- Exercise goal -
In the article about MediConcepts, rewrite the paragraph that begins "MediConcepts is investing about US$800,000" as a short bulleted list that keeps its main facts.

- Passage to read -
▼

MediConcepts sees Hong Kong as medical hot spot
2012/05/14

Small Hong Kong medical molder MediConcepts Ltd. is investing in new capacity to meet growth that is coming, it said, from North American and European companies shifting medical-device manufacturing to China as a way to cut costs.

The company, which has its factory in Shenzhen, also hopes a new business venture it has launched — to manufacture its own brand of surgical instruments in partnership with a United Kingdom medical-device developer — will take off.

MediConcepts is investing about US$800,000 in additional injection molding capacity and a clean room expansion in Shenzhen. It’s currently adding two 350-ton Arburg presses and another 5,000 square feet of clean room manufacturing space, on top of the five injection presses and 4,000 square feet of clean room space it has now.

It’s not a big expansion by the standards of Chinese factories, but David Wong, business development president, said the company is seeing orders pick up from Western medical-device firms under cost pressures and taking a harder look at Chinese manufacturing.

“This year the acceptance of China is more,” Wong said in an interview at the Hong Kong International Medical Devices and Supplies Fair, held May 7-9.

“Because of the economic pressure, and because of the acceptance of medical-device manufacturing in China, we are getting a lot of discussion, and discussions are more frequent,” he said, noting that the company has exhibited at medical-device trade shows in the U.S. and Europe for several years. “I think we are seeing the real fruits of our labor.”

The company manufactures high-precision medical components, including the handle for a device used to plicate the stomach during surgery, laparoscopic scissors and support structures for medical implants, all for Western device companies.

Wong said the stomach plicator is made by USGI Medical Inc., a San Clemente, Calif.-firm that develops devices for incisionless surgery via the body’s natural orifices.

Using the plicator, a surgeon inserts a camera and other equipment through the mouth, guides it to the stomach, and then in effect sews one or more folds into the stomach to make it smaller and reduce the patient’s appetite.

▲

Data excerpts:
▼

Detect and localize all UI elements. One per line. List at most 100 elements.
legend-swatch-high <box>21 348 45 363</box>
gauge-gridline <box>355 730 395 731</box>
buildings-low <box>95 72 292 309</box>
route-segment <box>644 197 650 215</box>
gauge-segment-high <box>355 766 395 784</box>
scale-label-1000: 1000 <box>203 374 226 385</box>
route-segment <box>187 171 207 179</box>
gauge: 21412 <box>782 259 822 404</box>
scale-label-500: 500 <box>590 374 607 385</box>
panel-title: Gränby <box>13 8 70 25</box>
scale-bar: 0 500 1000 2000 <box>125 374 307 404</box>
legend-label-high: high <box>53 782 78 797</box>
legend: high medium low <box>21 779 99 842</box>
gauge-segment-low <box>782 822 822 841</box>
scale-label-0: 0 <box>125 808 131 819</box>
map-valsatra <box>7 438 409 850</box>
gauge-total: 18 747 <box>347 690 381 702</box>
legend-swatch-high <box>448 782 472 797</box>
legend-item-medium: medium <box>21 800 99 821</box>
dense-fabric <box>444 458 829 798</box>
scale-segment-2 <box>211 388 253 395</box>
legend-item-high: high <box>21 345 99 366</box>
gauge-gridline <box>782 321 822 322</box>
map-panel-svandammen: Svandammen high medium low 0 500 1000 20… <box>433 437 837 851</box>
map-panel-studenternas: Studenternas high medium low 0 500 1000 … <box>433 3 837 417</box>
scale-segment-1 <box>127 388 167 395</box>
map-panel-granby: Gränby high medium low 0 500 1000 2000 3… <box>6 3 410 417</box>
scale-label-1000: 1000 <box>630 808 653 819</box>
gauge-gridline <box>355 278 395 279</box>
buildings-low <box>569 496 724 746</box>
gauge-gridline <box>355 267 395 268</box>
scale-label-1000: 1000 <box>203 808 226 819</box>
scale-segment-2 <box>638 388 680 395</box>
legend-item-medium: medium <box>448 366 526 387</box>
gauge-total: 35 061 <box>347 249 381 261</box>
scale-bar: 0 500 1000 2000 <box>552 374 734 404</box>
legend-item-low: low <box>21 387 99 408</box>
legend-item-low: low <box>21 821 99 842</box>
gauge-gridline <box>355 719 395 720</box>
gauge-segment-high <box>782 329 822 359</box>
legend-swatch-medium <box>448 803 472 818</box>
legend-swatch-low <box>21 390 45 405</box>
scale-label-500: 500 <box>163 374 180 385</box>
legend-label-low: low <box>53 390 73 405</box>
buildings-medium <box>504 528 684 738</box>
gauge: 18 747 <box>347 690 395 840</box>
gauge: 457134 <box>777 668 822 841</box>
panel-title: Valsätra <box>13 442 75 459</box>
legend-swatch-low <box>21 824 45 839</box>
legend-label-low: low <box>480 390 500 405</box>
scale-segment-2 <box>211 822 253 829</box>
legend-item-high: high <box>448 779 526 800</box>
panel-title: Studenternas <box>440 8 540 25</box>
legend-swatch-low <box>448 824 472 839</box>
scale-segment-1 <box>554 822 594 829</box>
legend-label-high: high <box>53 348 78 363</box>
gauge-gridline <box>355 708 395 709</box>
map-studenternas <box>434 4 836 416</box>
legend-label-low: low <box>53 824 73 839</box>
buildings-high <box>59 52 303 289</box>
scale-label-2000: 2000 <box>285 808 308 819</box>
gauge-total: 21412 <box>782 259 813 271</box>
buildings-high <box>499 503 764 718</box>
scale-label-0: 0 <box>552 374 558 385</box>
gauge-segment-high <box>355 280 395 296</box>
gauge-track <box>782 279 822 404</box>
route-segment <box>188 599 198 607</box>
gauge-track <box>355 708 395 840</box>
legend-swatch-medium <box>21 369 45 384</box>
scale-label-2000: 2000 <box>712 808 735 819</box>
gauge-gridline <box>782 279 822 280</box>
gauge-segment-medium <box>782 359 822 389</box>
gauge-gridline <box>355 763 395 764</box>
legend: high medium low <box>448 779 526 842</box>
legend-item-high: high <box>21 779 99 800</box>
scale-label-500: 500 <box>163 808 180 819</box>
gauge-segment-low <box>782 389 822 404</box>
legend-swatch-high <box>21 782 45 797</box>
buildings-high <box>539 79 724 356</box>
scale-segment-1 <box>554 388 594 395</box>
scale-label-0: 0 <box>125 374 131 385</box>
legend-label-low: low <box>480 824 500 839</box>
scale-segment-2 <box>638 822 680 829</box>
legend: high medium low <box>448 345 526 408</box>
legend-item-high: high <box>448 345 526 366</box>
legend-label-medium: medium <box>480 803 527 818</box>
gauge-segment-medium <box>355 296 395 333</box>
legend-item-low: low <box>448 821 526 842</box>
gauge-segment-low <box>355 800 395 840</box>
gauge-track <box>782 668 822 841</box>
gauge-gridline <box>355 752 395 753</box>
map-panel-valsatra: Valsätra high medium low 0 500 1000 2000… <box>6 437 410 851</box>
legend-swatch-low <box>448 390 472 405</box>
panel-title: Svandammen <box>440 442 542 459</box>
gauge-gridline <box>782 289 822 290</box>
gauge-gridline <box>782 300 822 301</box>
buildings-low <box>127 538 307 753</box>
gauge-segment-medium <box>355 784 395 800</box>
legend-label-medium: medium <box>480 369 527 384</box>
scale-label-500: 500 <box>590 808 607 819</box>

▲

- Solution for this exercise -
- MediConcepts is spending about US$800,000 in Shenzhen on more injection molding capacity and a larger clean room.
- It is adding two 350-ton Arburg presses to the five injection presses it already has.
- It is adding 5,000 square feet of clean room manufacturing space to its current 4,000 square feet.